> _TEXTE FOURNI_:
§ §

Au-delà de l’amphithéâtre doré, de nombreuses salles ont été réquisitionnées et c’est désormais toute une aile de la Sorbonne qui est occupée par quelque 500 étudiants. Pendant que quelques-uns s’affairent dans la cantine, préparant de grandes portions de couscous sans sauce dans une cuisine plus que rudimentaire, la pharmacie remplit ses rayons. Les soutiens de l’extérieur apportent des serviettes hygiéniques, des produits de première nécessité, des compresses. Mustafa occupe le poste d’infirmier de circonstance. L’étudiant boursier ne s’en sort pas avec ses quelque 567 euros mensuels. Sa mère est au RSA, il lui envoie une partie du salaire qu’il dégage de ses jobs d’étudiant.
Tout renverser
Mustafa est mal inscrit sur les listes électorales et, à vrai dire, il ne s’en occupera pas. « Ça fait des mois, des années que ma situation est intenable. On est dans un système où tout est fait pour que l’étudiant précaire rate ses études. »

§ §

> _Données recueillies_:
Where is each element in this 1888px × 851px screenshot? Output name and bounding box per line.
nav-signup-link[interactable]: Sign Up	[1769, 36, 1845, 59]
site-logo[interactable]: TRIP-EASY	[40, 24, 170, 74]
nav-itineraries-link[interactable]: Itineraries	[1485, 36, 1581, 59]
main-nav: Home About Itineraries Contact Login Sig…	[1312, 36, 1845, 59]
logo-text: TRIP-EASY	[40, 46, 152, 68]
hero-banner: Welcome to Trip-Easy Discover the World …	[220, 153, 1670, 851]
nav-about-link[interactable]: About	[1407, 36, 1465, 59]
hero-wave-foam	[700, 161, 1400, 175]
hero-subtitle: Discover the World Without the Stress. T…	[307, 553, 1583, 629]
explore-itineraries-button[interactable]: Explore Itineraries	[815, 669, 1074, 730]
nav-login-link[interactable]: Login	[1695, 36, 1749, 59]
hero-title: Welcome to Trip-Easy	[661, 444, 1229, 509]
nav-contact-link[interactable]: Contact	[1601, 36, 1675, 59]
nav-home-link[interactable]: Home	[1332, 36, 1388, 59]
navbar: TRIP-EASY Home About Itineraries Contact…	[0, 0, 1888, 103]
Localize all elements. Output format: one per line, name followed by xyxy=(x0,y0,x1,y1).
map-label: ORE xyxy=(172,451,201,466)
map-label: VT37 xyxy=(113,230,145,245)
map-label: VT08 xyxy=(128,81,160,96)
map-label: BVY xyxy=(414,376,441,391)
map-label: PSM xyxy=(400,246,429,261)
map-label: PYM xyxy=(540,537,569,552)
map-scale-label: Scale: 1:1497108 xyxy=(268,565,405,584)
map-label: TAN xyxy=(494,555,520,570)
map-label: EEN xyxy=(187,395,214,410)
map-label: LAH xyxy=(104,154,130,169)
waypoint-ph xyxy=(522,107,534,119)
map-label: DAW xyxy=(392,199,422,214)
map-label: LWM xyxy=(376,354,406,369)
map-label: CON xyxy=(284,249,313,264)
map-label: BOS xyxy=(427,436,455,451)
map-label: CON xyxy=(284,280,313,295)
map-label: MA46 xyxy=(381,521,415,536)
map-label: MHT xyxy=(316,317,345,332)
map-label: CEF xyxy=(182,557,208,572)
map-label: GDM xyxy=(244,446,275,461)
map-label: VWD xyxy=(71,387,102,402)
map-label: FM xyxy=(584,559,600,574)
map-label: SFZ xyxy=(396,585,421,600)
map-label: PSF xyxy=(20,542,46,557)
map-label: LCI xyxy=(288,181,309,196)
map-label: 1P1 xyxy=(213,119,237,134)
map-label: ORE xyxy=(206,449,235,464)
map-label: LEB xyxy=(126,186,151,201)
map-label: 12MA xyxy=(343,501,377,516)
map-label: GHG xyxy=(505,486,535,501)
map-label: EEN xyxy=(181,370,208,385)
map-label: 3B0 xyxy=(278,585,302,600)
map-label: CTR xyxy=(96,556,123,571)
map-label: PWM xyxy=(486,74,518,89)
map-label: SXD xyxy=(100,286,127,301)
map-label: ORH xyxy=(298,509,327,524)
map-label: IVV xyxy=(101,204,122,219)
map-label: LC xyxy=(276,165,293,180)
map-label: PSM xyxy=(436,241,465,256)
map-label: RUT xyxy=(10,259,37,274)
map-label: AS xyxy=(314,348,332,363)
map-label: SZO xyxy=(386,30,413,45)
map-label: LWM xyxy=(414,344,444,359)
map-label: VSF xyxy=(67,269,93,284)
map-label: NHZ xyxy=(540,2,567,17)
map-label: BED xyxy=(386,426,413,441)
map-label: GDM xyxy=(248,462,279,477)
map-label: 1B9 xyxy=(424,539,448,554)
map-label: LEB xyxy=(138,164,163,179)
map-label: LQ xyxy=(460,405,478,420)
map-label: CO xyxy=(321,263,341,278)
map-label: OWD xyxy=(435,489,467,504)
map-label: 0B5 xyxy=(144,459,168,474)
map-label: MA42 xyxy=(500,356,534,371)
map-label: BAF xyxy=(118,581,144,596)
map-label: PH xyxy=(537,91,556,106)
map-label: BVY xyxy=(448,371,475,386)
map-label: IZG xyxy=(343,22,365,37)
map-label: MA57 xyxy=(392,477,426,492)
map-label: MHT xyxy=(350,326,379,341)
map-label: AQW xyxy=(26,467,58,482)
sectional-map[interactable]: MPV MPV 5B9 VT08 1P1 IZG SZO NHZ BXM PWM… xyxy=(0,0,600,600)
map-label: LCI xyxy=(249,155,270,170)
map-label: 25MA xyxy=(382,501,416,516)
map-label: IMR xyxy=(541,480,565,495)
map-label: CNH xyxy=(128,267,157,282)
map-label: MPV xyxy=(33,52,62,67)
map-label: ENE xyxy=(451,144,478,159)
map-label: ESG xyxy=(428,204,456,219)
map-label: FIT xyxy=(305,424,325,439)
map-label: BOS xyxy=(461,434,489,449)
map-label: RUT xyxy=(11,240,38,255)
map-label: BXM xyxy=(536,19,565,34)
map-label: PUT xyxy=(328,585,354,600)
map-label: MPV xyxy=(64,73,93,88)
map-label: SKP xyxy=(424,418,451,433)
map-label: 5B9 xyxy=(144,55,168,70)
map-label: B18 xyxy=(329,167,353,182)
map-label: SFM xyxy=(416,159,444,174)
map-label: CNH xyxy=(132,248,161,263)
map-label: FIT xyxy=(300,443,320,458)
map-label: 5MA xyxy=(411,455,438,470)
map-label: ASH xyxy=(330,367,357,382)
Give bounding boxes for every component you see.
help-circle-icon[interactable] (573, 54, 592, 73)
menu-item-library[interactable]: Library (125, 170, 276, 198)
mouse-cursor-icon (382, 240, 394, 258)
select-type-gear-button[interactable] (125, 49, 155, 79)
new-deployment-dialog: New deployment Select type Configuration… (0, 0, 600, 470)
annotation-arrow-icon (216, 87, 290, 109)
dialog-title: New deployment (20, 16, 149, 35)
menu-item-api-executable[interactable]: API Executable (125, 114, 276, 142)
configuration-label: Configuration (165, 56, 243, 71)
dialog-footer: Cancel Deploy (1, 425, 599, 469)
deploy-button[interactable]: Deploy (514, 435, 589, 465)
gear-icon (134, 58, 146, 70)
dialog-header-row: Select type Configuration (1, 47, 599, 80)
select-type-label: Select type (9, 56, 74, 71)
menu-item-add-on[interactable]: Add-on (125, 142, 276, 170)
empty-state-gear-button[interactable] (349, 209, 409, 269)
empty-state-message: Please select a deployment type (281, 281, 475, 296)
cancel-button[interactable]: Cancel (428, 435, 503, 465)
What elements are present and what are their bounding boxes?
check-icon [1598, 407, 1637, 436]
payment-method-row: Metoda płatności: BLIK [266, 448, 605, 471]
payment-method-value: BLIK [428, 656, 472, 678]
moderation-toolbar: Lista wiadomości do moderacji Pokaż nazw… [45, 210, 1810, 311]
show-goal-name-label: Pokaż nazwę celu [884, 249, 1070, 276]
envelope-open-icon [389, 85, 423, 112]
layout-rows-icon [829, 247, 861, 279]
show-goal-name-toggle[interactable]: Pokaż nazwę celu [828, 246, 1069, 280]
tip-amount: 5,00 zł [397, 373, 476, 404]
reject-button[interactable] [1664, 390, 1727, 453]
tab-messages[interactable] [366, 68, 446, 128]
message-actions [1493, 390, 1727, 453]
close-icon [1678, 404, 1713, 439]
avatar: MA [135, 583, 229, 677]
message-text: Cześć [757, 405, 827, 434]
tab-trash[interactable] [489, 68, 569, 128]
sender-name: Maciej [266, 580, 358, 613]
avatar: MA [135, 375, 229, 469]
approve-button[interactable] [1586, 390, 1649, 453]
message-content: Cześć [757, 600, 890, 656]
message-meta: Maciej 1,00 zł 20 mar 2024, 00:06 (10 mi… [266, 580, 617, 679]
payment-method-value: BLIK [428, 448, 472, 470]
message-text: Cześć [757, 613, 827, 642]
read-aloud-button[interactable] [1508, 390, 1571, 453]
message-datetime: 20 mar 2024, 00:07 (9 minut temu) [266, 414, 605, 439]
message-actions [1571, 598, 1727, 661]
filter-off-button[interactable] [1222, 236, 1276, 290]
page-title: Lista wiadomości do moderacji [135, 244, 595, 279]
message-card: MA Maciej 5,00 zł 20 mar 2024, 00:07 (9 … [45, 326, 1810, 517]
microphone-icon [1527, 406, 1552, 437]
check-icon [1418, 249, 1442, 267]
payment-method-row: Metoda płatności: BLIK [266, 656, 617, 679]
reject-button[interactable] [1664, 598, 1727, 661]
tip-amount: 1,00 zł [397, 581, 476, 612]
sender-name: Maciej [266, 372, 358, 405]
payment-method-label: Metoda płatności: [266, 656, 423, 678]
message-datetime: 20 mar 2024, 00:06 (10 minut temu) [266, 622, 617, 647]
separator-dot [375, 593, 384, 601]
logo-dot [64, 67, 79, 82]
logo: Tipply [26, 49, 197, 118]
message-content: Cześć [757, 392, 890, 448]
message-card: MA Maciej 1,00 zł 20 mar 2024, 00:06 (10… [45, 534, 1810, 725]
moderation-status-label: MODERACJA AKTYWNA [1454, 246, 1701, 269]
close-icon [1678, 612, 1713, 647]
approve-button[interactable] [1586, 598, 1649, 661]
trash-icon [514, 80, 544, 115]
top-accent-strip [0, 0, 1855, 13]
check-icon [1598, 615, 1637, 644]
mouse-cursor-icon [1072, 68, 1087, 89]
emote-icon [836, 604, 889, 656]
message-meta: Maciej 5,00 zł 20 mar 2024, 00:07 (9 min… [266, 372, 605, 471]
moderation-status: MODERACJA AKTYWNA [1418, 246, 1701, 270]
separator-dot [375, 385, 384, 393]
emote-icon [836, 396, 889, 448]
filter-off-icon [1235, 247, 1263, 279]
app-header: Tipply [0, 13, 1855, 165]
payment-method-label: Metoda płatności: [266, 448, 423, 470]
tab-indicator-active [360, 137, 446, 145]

§ §

> _LISTE DES TÂCHES_:
- a) D'après le texte sur l'occupation de la Sorbonne, combien d'étudiants occupent l'aile du bâtiment ?
- b) Poursuivez le texte sur l'occupation de la Sorbonne à partir de sa dernière phrase.

> _RÉPONSES PAR TÂCHE_:
- a) Environ 500 étudiants.

- b)
Avec un bagout incontestable, il traite tout de « bourgeois », nos questions y compris. Le système présidentiel le « dégoûte »,il ne compte pas y participer et espère le grand soir, rapidement. « Nous, on n’a pas peur de perdre en stabilité, on n’en a déjà pas. Ceux qui ont peur, là, c’est les bourgeois, et ils ont raison. »
En amphi, ça tchatche toujours organisation et technique. Puis, à la faveur d’une intervention du « groupe communication », enfin un début de débat politique.
Un habitué des mouvements sociaux étudiants lit, à la tribune, un texte d’orientation politique, griffonné à plusieurs sur un coin de table. Il revient sur un quinquennat de précarisation des étudiants, avant de citer pêle-mêle la loi de programmation de la recherche et Parcoursup.
Occupation de la Sorbonne, le mercredi 13 avril 2022. À l’extérieur, des policiers surveillent qu’aucun nouvel étudiant ne puisse entrer dans les locaux. © Khedidja Zerouali
Dans le texte, il est fait mention du reste du bilan Macron, « sa politique raciste, à l’image de la loi “séparatisme”, ses attaques fréquentes contre les migrants ».Le projet de Marine Le Pen est dépeint sur le même ton : « raciste, xénophobe, anti-social ».Puis vient la phrase qui fera discorde : « Nous refusons de choisir entre l’extrême droite cachée de Macron et l’extrême droite assumée de Le Pen ! La classe politique vole les aspirations sociales, écologistes et progressistes de la jeunesse. »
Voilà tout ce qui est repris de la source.